WORK TO BE COMPLETED – Transcribe all the records exactly and omit any images they hold.

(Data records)
Begin

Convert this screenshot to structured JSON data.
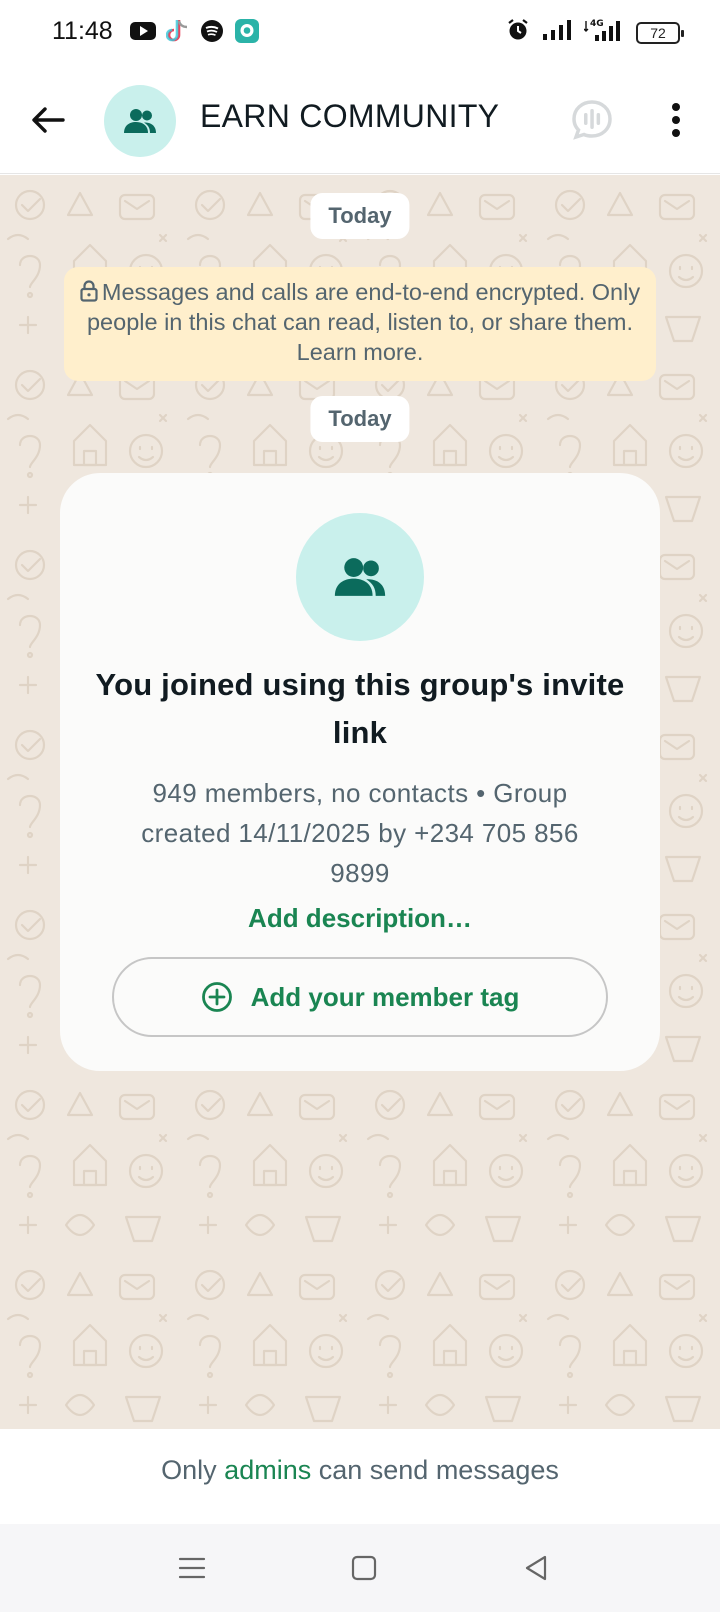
{
  "status_bar": {
    "time": "11:48",
    "network": "4G",
    "battery": "72",
    "left_icons": [
      "youtube-icon",
      "tiktok-icon",
      "spotify-icon",
      "chat-app-icon"
    ],
    "right_icons": [
      "alarm-icon",
      "signal-icon",
      "signal-4g-icon",
      "battery-icon"
    ]
  },
  "header": {
    "title": "EARN COMMUNITY",
    "icons": [
      "back-arrow-icon",
      "group-avatar-icon",
      "voice-chat-icon",
      "more-vert-icon"
    ]
  },
  "chat": {
    "date_pill_1": "Today",
    "encryption_notice": "Messages and calls are end-to-end encrypted. Only people in this chat can read, listen to, or share them. Learn more.",
    "date_pill_2": "Today",
    "info_card": {
      "heading": "You joined using this group's invite link",
      "meta": "949 members, no contacts • Group created 14/11/2025 by +234 705 856 9899",
      "add_description": "Add description…",
      "member_tag_button": "Add your member tag"
    }
  },
  "footer": {
    "prefix": "Only",
    "link": "admins",
    "suffix": "can send messages"
  },
  "colors": {
    "accent_green": "#1a8552",
    "avatar_bg": "#c9f0ec",
    "avatar_fg": "#0b6b5c",
    "chat_bg": "#efe7de",
    "notice_bg": "#ffefcc"
  }
}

End

COMPLETED TASK –
Convert this screenshot to structured JSON data.
{
  "status_bar": {
    "time": "11:48",
    "network": "4G",
    "battery": "72",
    "left_icons": [
      "youtube-icon",
      "tiktok-icon",
      "spotify-icon",
      "chat-app-icon"
    ],
    "right_icons": [
      "alarm-icon",
      "signal-icon",
      "signal-4g-icon",
      "battery-icon"
    ]
  },
  "header": {
    "title": "EARN COMMUNITY",
    "icons": [
      "back-arrow-icon",
      "group-avatar-icon",
      "voice-chat-icon",
      "more-vert-icon"
    ]
  },
  "chat": {
    "date_pill_1": "Today",
    "encryption_notice": "Messages and calls are end-to-end encrypted. Only people in this chat can read, listen to, or share them. Learn more.",
    "date_pill_2": "Today",
    "info_card": {
      "heading": "You joined using this group's invite link",
      "meta": "949 members, no contacts • Group created 14/11/2025 by +234 705 856 9899",
      "add_description": "Add description…",
      "member_tag_button": "Add your member tag"
    }
  },
  "footer": {
    "prefix": "Only",
    "link": "admins",
    "suffix": "can send messages"
  },
  "colors": {
    "accent_green": "#1a8552",
    "avatar_bg": "#c9f0ec",
    "avatar_fg": "#0b6b5c",
    "chat_bg": "#efe7de",
    "notice_bg": "#ffefcc"
  }
}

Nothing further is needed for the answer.